### Work to do
Return, word for word, every line that follows.

### Supplied records

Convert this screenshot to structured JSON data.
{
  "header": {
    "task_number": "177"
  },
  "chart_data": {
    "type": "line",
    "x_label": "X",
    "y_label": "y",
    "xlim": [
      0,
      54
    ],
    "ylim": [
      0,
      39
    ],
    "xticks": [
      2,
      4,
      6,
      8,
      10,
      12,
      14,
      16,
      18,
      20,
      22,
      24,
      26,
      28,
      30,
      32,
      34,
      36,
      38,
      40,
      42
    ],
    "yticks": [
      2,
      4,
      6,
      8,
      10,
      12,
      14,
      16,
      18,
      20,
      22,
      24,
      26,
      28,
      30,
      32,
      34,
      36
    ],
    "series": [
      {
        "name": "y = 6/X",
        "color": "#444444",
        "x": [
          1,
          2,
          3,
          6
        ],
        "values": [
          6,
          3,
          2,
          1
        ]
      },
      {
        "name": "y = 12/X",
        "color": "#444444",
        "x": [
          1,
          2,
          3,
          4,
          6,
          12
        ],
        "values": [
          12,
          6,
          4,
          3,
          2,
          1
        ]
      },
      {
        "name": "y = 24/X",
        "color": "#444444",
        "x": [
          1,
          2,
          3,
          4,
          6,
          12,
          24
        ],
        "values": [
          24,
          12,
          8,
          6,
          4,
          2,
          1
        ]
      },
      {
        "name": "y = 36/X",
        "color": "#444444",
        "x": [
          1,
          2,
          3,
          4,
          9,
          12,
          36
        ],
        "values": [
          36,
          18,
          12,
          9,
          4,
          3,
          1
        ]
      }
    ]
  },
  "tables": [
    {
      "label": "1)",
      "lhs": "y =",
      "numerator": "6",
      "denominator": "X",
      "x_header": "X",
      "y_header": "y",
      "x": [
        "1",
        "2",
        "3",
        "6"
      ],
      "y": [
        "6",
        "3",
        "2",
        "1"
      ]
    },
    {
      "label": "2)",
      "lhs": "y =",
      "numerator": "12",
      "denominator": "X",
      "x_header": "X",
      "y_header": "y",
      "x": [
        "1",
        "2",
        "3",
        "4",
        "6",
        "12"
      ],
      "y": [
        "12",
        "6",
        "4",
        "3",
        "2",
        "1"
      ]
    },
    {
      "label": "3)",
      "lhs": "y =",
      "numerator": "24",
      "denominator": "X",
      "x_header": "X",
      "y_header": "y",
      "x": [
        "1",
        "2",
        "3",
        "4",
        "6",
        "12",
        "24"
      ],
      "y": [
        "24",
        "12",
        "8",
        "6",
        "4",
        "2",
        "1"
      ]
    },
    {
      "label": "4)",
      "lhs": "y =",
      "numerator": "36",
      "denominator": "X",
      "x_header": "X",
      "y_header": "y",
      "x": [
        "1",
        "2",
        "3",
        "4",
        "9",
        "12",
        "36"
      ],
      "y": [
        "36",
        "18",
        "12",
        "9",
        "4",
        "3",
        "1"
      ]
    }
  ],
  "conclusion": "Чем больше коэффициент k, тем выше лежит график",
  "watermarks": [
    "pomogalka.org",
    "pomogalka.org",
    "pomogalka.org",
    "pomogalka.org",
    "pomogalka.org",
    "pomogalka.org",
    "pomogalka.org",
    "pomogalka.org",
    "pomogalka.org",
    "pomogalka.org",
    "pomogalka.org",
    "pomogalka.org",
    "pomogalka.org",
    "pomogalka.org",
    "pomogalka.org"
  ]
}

### Worked solution
Convert this screenshot to structured JSON data.
{
  "header": {
    "task_number": "177"
  },
  "chart_data": {
    "type": "line",
    "x_label": "X",
    "y_label": "y",
    "xlim": [
      0,
      54
    ],
    "ylim": [
      0,
      39
    ],
    "xticks": [
      2,
      4,
      6,
      8,
      10,
      12,
      14,
      16,
      18,
      20,
      22,
      24,
      26,
      28,
      30,
      32,
      34,
      36,
      38,
      40,
      42
    ],
    "yticks": [
      2,
      4,
      6,
      8,
      10,
      12,
      14,
      16,
      18,
      20,
      22,
      24,
      26,
      28,
      30,
      32,
      34,
      36
    ],
    "series": [
      {
        "name": "y = 6/X",
        "color": "#444444",
        "x": [
          1,
          2,
          3,
          6
        ],
        "values": [
          6,
          3,
          2,
          1
        ]
      },
      {
        "name": "y = 12/X",
        "color": "#444444",
        "x": [
          1,
          2,
          3,
          4,
          6,
          12
        ],
        "values": [
          12,
          6,
          4,
          3,
          2,
          1
        ]
      },
      {
        "name": "y = 24/X",
        "color": "#444444",
        "x": [
          1,
          2,
          3,
          4,
          6,
          12,
          24
        ],
        "values": [
          24,
          12,
          8,
          6,
          4,
          2,
          1
        ]
      },
      {
        "name": "y = 36/X",
        "color": "#444444",
        "x": [
          1,
          2,
          3,
          4,
          9,
          12,
          36
        ],
        "values": [
          36,
          18,
          12,
          9,
          4,
          3,
          1
        ]
      }
    ]
  },
  "tables": [
    {
      "label": "1)",
      "lhs": "y =",
      "numerator": "6",
      "denominator": "X",
      "x_header": "X",
      "y_header": "y",
      "x": [
        "1",
        "2",
        "3",
        "6"
      ],
      "y": [
        "6",
        "3",
        "2",
        "1"
      ]
    },
    {
      "label": "2)",
      "lhs": "y =",
      "numerator": "12",
      "denominator": "X",
      "x_header": "X",
      "y_header": "y",
      "x": [
        "1",
        "2",
        "3",
        "4",
        "6",
        "12"
      ],
      "y": [
        "12",
        "6",
        "4",
        "3",
        "2",
        "1"
      ]
    },
    {
      "label": "3)",
      "lhs": "y =",
      "numerator": "24",
      "denominator": "X",
      "x_header": "X",
      "y_header": "y",
      "x": [
        "1",
        "2",
        "3",
        "4",
        "6",
        "12",
        "24"
      ],
      "y": [
        "24",
        "12",
        "8",
        "6",
        "4",
        "2",
        "1"
      ]
    },
    {
      "label": "4)",
      "lhs": "y =",
      "numerator": "36",
      "denominator": "X",
      "x_header": "X",
      "y_header": "y",
      "x": [
        "1",
        "2",
        "3",
        "4",
        "9",
        "12",
        "36"
      ],
      "y": [
        "36",
        "18",
        "12",
        "9",
        "4",
        "3",
        "1"
      ]
    }
  ],
  "conclusion": "Чем больше коэффициент k, тем выше лежит график",
  "watermarks": [
    "pomogalka.org",
    "pomogalka.org",
    "pomogalka.org",
    "pomogalka.org",
    "pomogalka.org",
    "pomogalka.org",
    "pomogalka.org",
    "pomogalka.org",
    "pomogalka.org",
    "pomogalka.org",
    "pomogalka.org",
    "pomogalka.org",
    "pomogalka.org",
    "pomogalka.org",
    "pomogalka.org"
  ]
}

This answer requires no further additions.